**What you should do**
Select every line containing the word "Output" from the material, and copy those lines.

**Material for the task**
····················
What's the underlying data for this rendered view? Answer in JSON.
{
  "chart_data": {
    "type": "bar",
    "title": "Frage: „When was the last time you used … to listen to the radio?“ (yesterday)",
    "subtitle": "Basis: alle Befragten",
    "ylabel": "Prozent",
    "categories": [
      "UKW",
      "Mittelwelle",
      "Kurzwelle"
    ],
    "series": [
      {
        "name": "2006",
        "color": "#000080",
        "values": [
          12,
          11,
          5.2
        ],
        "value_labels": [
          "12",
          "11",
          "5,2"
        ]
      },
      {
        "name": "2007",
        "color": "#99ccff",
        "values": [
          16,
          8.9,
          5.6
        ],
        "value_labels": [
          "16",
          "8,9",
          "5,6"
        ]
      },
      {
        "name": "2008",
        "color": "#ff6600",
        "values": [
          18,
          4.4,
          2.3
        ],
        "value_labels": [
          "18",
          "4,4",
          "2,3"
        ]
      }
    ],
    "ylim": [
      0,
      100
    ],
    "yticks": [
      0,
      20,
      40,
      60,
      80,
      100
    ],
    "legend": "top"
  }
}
····················
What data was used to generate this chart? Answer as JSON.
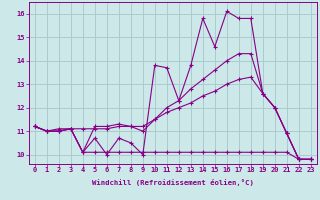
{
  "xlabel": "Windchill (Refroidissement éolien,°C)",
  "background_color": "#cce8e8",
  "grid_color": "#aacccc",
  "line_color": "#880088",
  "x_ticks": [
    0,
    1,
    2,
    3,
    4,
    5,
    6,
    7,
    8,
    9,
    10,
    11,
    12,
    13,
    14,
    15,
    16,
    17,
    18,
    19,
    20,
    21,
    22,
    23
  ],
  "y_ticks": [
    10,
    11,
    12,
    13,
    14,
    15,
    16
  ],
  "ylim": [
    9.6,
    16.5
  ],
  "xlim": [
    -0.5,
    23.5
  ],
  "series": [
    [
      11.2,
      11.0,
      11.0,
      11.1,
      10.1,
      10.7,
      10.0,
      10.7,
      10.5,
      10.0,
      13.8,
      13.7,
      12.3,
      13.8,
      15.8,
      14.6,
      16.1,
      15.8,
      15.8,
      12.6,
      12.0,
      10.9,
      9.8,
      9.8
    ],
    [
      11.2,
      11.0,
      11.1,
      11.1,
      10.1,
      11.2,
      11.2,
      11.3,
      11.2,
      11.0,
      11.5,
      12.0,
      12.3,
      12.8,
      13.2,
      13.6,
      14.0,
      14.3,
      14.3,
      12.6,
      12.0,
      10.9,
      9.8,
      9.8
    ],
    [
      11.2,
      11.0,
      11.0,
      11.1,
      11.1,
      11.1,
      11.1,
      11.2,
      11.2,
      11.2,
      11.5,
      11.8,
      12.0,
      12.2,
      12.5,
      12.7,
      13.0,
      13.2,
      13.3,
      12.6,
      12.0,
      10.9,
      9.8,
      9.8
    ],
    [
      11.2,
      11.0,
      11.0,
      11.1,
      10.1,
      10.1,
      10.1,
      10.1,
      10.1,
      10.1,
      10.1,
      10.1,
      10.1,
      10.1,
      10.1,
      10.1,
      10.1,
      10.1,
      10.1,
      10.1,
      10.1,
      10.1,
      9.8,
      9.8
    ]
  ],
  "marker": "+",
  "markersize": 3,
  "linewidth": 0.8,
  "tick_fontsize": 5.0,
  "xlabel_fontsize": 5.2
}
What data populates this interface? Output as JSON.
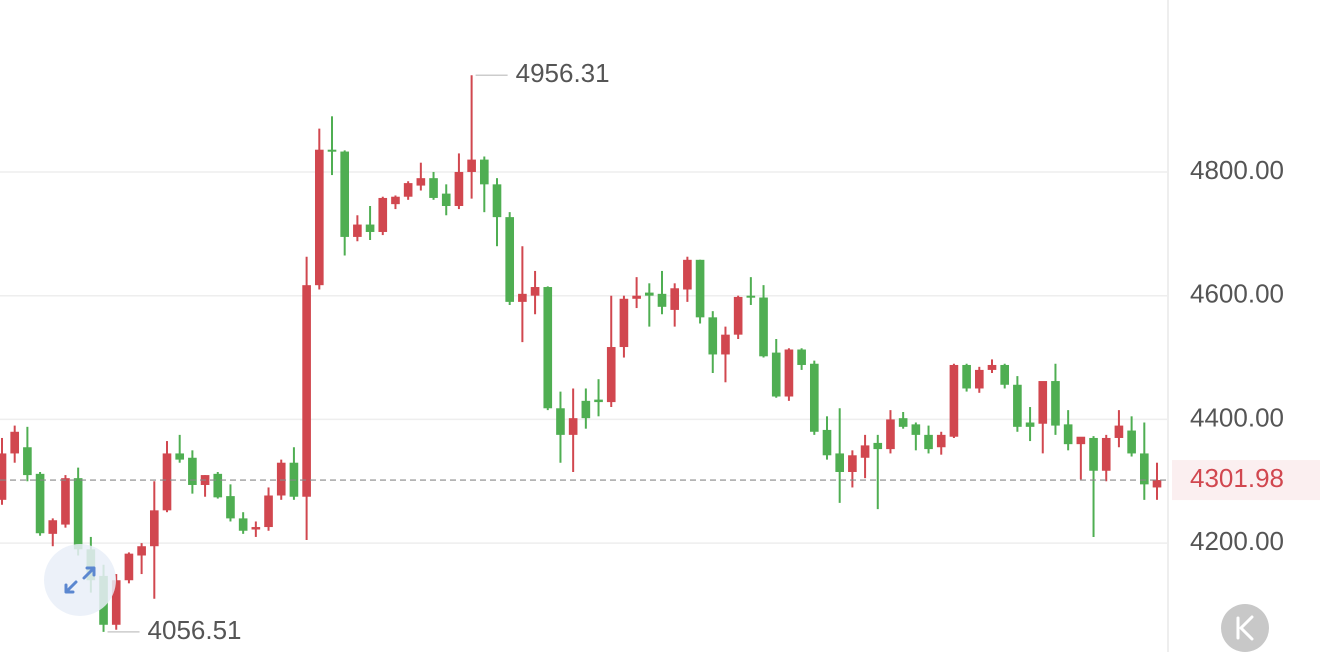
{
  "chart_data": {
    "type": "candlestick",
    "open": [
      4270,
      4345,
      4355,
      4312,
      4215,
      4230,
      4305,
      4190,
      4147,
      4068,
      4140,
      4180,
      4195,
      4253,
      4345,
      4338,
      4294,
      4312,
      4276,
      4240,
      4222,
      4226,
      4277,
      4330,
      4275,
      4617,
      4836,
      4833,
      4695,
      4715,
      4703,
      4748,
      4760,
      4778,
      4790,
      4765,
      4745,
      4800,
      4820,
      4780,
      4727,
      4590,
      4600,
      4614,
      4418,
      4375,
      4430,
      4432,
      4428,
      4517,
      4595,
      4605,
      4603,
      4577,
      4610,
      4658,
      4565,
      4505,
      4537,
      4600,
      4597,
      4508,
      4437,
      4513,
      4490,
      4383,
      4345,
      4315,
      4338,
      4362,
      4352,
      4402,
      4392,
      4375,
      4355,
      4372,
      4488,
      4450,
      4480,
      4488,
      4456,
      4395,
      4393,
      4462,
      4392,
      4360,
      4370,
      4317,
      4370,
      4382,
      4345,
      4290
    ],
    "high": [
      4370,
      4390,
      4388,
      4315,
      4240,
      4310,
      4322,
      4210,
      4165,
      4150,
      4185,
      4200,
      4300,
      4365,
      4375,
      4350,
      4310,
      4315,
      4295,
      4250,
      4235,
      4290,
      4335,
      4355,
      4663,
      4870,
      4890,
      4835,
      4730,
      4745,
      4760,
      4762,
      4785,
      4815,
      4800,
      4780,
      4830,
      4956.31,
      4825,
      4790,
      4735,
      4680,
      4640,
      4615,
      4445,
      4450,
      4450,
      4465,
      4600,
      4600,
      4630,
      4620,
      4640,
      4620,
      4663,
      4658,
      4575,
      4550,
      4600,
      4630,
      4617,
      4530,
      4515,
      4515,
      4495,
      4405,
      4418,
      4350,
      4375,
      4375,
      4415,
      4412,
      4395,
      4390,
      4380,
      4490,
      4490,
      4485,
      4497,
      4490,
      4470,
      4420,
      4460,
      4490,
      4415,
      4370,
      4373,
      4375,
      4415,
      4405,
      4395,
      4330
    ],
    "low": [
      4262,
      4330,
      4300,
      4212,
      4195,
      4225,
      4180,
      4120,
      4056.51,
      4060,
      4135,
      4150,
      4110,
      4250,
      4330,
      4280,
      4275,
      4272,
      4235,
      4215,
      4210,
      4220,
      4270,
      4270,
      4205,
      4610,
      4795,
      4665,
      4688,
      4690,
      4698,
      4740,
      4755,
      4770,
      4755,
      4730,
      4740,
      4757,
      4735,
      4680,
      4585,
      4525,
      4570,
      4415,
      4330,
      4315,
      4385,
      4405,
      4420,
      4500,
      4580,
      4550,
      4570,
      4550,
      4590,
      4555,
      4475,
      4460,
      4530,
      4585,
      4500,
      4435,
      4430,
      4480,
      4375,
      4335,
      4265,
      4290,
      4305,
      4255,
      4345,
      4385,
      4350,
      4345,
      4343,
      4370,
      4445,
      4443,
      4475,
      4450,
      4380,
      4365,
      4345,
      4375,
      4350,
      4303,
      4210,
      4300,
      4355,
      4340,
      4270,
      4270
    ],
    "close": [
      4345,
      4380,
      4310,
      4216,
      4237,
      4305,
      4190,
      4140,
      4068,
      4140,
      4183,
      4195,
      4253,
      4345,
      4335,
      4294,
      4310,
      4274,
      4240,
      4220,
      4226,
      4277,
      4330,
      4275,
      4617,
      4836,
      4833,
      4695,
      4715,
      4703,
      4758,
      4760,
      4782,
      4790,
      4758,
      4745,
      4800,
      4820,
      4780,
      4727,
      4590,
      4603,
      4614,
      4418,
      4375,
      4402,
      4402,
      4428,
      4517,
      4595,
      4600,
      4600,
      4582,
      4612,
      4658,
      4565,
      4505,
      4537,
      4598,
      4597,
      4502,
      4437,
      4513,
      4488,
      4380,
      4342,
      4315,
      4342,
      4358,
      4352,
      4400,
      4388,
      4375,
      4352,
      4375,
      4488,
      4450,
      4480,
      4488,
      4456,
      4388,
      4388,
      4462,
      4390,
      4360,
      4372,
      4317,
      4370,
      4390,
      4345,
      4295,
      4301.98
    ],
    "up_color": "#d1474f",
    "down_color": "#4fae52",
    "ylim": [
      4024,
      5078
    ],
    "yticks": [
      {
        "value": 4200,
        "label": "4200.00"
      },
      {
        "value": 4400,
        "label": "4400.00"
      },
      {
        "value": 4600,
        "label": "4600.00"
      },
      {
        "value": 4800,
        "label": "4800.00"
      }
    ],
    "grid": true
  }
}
····················
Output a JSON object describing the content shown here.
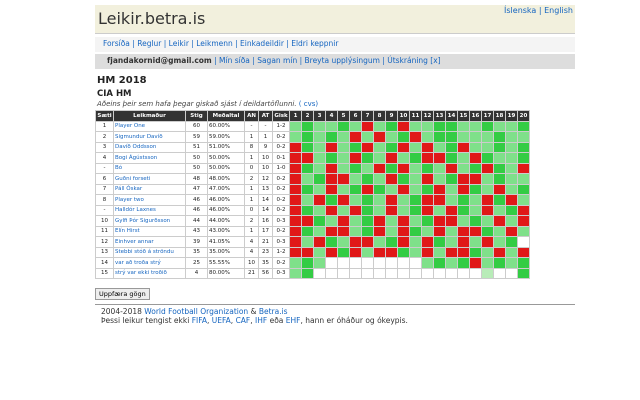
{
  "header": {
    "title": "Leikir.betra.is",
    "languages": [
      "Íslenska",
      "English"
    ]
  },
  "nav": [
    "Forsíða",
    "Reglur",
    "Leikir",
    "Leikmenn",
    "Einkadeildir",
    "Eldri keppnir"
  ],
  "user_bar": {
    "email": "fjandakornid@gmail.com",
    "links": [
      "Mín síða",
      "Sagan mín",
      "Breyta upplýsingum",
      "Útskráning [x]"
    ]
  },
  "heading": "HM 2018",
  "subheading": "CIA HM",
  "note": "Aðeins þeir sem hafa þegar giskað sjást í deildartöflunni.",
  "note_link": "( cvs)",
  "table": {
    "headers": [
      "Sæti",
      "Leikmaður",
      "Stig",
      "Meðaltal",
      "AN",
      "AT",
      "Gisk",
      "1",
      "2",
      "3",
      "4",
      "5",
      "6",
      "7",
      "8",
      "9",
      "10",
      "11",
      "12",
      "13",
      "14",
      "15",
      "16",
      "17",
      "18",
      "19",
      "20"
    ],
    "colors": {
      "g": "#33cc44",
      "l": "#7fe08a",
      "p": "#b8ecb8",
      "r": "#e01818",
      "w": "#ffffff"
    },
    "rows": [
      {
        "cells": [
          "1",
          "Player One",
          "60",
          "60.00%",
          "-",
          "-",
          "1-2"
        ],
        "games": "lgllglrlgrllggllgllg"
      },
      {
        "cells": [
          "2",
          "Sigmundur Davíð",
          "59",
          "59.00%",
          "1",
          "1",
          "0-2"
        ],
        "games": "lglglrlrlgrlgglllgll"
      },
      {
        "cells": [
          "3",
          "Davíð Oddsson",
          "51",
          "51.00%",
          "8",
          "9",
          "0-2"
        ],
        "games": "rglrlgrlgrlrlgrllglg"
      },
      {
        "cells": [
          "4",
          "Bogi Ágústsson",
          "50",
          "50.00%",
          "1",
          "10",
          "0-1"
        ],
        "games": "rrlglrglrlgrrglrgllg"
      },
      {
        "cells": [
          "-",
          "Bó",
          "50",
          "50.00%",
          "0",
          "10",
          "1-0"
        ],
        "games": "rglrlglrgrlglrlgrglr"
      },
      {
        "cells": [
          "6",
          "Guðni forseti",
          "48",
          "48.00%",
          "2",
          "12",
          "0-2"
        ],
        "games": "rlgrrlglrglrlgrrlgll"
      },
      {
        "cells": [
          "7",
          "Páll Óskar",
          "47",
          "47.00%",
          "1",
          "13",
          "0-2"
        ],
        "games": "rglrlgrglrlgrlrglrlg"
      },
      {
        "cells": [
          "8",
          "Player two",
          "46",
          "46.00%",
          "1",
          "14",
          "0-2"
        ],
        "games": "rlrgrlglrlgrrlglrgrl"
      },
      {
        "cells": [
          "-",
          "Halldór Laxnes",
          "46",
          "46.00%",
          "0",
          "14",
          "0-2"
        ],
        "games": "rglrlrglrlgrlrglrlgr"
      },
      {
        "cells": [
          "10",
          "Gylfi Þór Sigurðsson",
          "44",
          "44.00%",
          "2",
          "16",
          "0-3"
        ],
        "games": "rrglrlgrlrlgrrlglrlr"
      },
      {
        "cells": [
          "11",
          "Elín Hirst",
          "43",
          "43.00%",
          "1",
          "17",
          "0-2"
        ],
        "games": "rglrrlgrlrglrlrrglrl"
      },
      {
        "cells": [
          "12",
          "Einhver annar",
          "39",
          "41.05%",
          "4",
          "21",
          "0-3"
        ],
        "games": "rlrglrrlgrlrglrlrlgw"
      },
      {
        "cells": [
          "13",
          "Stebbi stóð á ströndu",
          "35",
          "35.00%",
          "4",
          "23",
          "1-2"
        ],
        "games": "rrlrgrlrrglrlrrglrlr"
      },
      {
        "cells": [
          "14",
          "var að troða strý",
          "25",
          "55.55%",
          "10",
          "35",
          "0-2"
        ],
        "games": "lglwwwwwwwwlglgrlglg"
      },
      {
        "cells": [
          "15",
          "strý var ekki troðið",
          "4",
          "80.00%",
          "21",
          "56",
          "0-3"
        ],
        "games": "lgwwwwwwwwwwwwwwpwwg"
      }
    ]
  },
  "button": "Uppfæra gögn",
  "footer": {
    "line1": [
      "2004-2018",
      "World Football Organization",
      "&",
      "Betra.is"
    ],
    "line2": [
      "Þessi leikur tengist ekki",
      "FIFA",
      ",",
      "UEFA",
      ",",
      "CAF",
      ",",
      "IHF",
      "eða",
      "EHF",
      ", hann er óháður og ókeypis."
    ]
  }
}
····················
**The completed task**
What data populates this interface? Output as JSON.
Output a JSON object describing the content shown here.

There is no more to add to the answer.